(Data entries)
^^^^

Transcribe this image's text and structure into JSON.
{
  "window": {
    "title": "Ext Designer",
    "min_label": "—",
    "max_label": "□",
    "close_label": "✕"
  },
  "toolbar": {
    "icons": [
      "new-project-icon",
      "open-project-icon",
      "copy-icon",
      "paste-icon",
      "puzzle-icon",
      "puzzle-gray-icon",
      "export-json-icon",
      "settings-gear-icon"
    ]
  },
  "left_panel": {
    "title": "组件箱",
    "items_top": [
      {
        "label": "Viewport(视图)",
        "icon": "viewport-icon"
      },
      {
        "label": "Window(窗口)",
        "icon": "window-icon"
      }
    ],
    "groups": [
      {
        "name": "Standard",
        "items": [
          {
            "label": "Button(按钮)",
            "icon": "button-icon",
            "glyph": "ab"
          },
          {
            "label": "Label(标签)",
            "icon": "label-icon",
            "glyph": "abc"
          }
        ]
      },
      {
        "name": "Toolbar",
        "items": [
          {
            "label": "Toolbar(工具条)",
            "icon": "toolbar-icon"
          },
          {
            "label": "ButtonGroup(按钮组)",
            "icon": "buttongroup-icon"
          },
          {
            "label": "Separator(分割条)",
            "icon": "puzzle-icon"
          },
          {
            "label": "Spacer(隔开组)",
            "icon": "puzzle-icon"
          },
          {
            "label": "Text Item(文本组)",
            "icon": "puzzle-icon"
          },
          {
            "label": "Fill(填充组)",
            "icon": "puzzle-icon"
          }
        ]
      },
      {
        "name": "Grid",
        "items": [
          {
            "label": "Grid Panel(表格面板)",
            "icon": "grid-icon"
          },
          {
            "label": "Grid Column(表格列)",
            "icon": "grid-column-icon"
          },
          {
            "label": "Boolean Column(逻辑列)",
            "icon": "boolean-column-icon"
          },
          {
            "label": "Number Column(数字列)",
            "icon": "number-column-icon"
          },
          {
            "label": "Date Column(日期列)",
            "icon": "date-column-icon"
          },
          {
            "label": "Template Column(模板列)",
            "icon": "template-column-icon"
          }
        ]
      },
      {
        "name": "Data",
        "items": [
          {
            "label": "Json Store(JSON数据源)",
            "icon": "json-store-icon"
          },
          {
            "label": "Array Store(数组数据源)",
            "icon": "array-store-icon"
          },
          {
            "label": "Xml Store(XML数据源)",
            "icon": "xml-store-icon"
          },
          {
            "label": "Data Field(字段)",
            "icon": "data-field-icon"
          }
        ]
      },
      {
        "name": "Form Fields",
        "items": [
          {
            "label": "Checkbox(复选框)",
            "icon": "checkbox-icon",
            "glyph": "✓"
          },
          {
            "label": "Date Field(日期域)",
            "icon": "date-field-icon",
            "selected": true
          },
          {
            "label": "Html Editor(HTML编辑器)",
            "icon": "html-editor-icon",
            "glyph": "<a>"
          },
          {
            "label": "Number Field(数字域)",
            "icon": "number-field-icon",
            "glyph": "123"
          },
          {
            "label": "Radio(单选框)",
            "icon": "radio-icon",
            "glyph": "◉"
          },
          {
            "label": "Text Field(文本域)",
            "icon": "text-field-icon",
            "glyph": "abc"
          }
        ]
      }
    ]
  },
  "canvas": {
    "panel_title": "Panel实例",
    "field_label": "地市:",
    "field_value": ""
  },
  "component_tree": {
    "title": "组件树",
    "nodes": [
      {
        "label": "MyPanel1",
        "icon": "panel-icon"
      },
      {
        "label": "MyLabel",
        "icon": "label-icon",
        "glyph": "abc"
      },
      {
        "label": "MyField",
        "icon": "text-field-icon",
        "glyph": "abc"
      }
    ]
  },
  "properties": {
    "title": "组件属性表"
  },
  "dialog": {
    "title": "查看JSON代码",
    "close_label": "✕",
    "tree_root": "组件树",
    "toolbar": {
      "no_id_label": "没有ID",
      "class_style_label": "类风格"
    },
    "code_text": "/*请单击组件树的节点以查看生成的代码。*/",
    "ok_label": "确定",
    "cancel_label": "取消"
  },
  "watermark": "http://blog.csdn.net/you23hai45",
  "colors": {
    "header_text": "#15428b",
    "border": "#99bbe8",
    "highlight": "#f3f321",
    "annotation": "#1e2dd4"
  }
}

^^^^

Reproduce the listing in full. Keep it exactly as written.

• TASK RESULT:
Transcribe this image's text and structure into JSON.
{
  "window": {
    "title": "Ext Designer",
    "min_label": "—",
    "max_label": "□",
    "close_label": "✕"
  },
  "toolbar": {
    "icons": [
      "new-project-icon",
      "open-project-icon",
      "copy-icon",
      "paste-icon",
      "puzzle-icon",
      "puzzle-gray-icon",
      "export-json-icon",
      "settings-gear-icon"
    ]
  },
  "left_panel": {
    "title": "组件箱",
    "items_top": [
      {
        "label": "Viewport(视图)",
        "icon": "viewport-icon"
      },
      {
        "label": "Window(窗口)",
        "icon": "window-icon"
      }
    ],
    "groups": [
      {
        "name": "Standard",
        "items": [
          {
            "label": "Button(按钮)",
            "icon": "button-icon",
            "glyph": "ab"
          },
          {
            "label": "Label(标签)",
            "icon": "label-icon",
            "glyph": "abc"
          }
        ]
      },
      {
        "name": "Toolbar",
        "items": [
          {
            "label": "Toolbar(工具条)",
            "icon": "toolbar-icon"
          },
          {
            "label": "ButtonGroup(按钮组)",
            "icon": "buttongroup-icon"
          },
          {
            "label": "Separator(分割条)",
            "icon": "puzzle-icon"
          },
          {
            "label": "Spacer(隔开组)",
            "icon": "puzzle-icon"
          },
          {
            "label": "Text Item(文本组)",
            "icon": "puzzle-icon"
          },
          {
            "label": "Fill(填充组)",
            "icon": "puzzle-icon"
          }
        ]
      },
      {
        "name": "Grid",
        "items": [
          {
            "label": "Grid Panel(表格面板)",
            "icon": "grid-icon"
          },
          {
            "label": "Grid Column(表格列)",
            "icon": "grid-column-icon"
          },
          {
            "label": "Boolean Column(逻辑列)",
            "icon": "boolean-column-icon"
          },
          {
            "label": "Number Column(数字列)",
            "icon": "number-column-icon"
          },
          {
            "label": "Date Column(日期列)",
            "icon": "date-column-icon"
          },
          {
            "label": "Template Column(模板列)",
            "icon": "template-column-icon"
          }
        ]
      },
      {
        "name": "Data",
        "items": [
          {
            "label": "Json Store(JSON数据源)",
            "icon": "json-store-icon"
          },
          {
            "label": "Array Store(数组数据源)",
            "icon": "array-store-icon"
          },
          {
            "label": "Xml Store(XML数据源)",
            "icon": "xml-store-icon"
          },
          {
            "label": "Data Field(字段)",
            "icon": "data-field-icon"
          }
        ]
      },
      {
        "name": "Form Fields",
        "items": [
          {
            "label": "Checkbox(复选框)",
            "icon": "checkbox-icon",
            "glyph": "✓"
          },
          {
            "label": "Date Field(日期域)",
            "icon": "date-field-icon",
            "selected": true
          },
          {
            "label": "Html Editor(HTML编辑器)",
            "icon": "html-editor-icon",
            "glyph": "<a>"
          },
          {
            "label": "Number Field(数字域)",
            "icon": "number-field-icon",
            "glyph": "123"
          },
          {
            "label": "Radio(单选框)",
            "icon": "radio-icon",
            "glyph": "◉"
          },
          {
            "label": "Text Field(文本域)",
            "icon": "text-field-icon",
            "glyph": "abc"
          }
        ]
      }
    ]
  },
  "canvas": {
    "panel_title": "Panel实例",
    "field_label": "地市:",
    "field_value": ""
  },
  "component_tree": {
    "title": "组件树",
    "nodes": [
      {
        "label": "MyPanel1",
        "icon": "panel-icon"
      },
      {
        "label": "MyLabel",
        "icon": "label-icon",
        "glyph": "abc"
      },
      {
        "label": "MyField",
        "icon": "text-field-icon",
        "glyph": "abc"
      }
    ]
  },
  "properties": {
    "title": "组件属性表"
  },
  "dialog": {
    "title": "查看JSON代码",
    "close_label": "✕",
    "tree_root": "组件树",
    "toolbar": {
      "no_id_label": "没有ID",
      "class_style_label": "类风格"
    },
    "code_text": "/*请单击组件树的节点以查看生成的代码。*/",
    "ok_label": "确定",
    "cancel_label": "取消"
  },
  "watermark": "http://blog.csdn.net/you23hai45",
  "colors": {
    "header_text": "#15428b",
    "border": "#99bbe8",
    "highlight": "#f3f321",
    "annotation": "#1e2dd4"
  }
}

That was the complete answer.